■ Set problem
Locate each line in the records containing "occasion". Copy it.
* START *
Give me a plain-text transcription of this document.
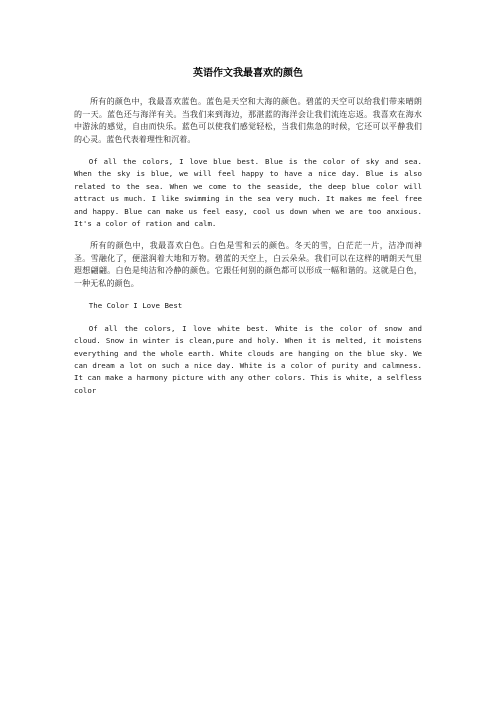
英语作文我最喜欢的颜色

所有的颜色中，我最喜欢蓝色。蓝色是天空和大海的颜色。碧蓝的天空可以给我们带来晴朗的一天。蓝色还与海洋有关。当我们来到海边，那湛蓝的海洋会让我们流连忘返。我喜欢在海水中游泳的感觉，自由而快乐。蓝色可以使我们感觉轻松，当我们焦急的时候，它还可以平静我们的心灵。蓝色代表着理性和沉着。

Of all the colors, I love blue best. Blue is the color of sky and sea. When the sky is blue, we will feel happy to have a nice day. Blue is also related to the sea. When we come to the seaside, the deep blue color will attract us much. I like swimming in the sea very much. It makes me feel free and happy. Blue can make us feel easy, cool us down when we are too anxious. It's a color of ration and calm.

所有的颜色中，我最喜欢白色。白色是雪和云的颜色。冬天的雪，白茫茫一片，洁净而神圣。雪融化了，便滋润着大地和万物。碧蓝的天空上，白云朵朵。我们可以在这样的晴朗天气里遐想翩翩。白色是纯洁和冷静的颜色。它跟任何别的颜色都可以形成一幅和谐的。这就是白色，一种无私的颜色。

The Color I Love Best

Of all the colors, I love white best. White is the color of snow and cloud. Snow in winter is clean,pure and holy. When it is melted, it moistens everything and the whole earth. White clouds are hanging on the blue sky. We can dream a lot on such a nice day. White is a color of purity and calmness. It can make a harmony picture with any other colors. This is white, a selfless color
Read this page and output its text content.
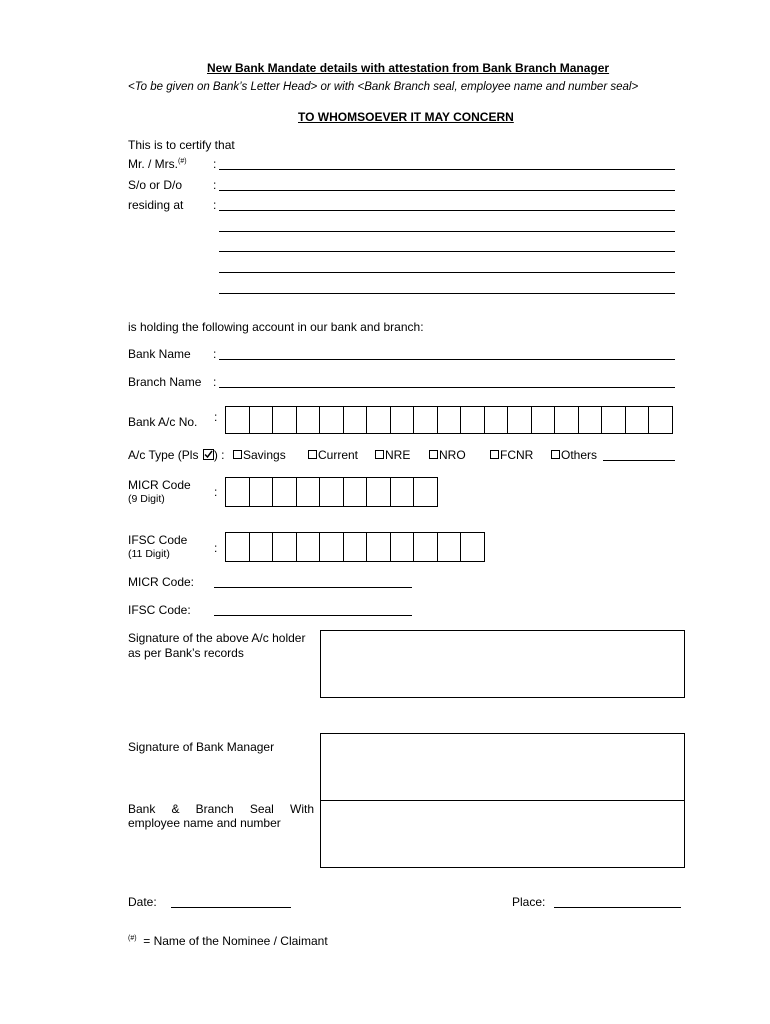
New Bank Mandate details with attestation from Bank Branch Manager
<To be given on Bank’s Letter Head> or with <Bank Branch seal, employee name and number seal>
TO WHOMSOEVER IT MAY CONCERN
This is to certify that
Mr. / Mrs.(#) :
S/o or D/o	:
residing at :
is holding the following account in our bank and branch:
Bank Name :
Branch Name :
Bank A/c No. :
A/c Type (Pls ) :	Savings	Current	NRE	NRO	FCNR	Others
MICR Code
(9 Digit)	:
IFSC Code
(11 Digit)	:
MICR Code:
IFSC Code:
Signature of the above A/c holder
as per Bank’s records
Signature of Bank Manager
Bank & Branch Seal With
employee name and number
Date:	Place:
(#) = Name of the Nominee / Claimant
* END *
* START *
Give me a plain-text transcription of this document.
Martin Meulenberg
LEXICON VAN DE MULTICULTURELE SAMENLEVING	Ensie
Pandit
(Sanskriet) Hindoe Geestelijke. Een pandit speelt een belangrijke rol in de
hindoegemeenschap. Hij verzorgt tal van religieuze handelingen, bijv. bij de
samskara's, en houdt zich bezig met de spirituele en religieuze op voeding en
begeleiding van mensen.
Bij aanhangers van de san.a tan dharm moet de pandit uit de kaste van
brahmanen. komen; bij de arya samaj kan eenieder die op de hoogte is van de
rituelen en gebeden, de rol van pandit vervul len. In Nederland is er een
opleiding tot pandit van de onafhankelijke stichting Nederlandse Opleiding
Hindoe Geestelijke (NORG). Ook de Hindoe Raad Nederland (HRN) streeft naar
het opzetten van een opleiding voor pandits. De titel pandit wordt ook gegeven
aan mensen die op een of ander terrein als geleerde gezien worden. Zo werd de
* END *
* START *
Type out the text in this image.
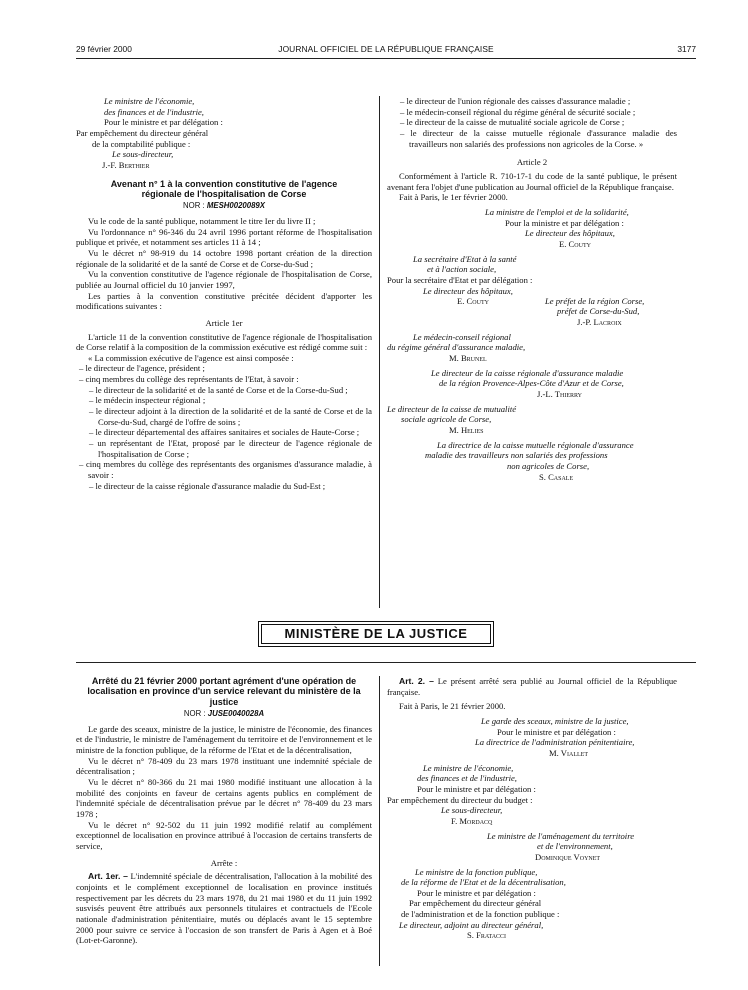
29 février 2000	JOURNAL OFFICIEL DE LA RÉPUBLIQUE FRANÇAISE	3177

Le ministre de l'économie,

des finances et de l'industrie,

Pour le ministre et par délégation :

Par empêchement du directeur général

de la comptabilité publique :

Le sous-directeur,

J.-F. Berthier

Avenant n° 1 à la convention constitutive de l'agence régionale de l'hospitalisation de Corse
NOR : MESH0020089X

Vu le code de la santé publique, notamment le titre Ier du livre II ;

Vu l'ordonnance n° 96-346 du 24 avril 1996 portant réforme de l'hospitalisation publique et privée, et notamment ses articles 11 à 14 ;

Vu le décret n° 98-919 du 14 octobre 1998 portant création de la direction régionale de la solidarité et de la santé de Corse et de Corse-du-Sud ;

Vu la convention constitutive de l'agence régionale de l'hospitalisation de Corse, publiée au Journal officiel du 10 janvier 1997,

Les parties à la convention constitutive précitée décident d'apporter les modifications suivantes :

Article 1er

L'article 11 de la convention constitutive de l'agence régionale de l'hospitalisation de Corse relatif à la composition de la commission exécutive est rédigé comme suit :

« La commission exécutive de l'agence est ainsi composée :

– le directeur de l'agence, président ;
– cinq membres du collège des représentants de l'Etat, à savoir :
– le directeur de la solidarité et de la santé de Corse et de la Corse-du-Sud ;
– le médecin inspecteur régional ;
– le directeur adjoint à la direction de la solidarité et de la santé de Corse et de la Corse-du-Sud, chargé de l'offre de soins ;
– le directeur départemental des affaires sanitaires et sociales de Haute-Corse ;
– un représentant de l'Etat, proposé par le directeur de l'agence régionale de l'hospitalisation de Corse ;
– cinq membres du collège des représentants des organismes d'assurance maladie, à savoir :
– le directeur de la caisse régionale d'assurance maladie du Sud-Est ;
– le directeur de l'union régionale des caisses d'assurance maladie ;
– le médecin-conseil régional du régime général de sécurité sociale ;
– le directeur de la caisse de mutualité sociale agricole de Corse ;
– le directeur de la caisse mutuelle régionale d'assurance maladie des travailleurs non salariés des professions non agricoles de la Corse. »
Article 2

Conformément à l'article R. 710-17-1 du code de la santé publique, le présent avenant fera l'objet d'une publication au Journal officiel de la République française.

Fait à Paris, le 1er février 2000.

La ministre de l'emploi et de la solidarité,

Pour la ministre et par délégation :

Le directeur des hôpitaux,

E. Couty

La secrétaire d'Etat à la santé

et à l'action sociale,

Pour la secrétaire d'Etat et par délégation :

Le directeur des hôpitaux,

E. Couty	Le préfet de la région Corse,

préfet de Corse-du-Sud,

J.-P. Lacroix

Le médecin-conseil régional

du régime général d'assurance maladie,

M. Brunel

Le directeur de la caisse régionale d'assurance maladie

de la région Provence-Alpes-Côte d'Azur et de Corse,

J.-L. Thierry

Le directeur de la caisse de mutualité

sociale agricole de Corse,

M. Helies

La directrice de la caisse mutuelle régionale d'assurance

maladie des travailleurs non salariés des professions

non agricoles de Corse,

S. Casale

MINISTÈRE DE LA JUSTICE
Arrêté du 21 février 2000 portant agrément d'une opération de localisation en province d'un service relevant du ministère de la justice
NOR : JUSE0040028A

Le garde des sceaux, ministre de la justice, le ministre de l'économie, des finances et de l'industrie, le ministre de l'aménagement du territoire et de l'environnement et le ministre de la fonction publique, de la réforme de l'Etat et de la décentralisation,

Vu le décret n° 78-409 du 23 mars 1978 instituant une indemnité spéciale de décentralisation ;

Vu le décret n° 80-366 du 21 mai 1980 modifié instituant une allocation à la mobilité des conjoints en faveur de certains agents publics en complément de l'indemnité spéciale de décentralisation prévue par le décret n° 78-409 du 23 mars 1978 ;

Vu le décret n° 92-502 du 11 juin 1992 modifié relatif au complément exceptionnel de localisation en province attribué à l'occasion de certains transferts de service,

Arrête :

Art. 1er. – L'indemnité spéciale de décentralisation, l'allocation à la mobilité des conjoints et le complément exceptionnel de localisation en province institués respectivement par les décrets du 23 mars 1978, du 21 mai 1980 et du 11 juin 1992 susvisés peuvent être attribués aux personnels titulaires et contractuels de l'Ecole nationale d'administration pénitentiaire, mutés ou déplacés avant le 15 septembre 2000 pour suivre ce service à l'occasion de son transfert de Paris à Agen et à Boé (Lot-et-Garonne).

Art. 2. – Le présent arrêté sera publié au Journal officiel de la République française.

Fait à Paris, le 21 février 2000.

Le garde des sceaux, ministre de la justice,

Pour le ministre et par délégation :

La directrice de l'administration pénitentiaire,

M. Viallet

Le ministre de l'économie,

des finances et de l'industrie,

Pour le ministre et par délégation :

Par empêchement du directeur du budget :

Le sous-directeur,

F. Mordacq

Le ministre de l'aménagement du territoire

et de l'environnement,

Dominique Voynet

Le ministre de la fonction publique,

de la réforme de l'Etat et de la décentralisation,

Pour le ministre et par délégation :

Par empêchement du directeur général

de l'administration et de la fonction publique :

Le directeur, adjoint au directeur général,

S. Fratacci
* END *
■ Finished exercise
Vu le décret n° 92-502 du 11 juin 1992 modifié relatif au complément exceptionnel de localisation en province attribué à l'occasion de certains transferts de service,
Art. 1er. – L'indemnité spéciale de décentralisation, l'allocation à la mobilité des conjoints et le complément exceptionnel de localisation en province institués respectivement par les décrets du 23 mars 1978, du 21 mai 1980 et du 11 juin 1992 susvisés peuvent être attribués aux personnels titulaires et contractuels de l'Ecole nationale d'administration pénitentiaire, mutés ou déplacés avant le 15 septembre 2000 pour suivre ce service à l'occasion de son transfert de Paris à Agen et à Boé (Lot-et-Garonne).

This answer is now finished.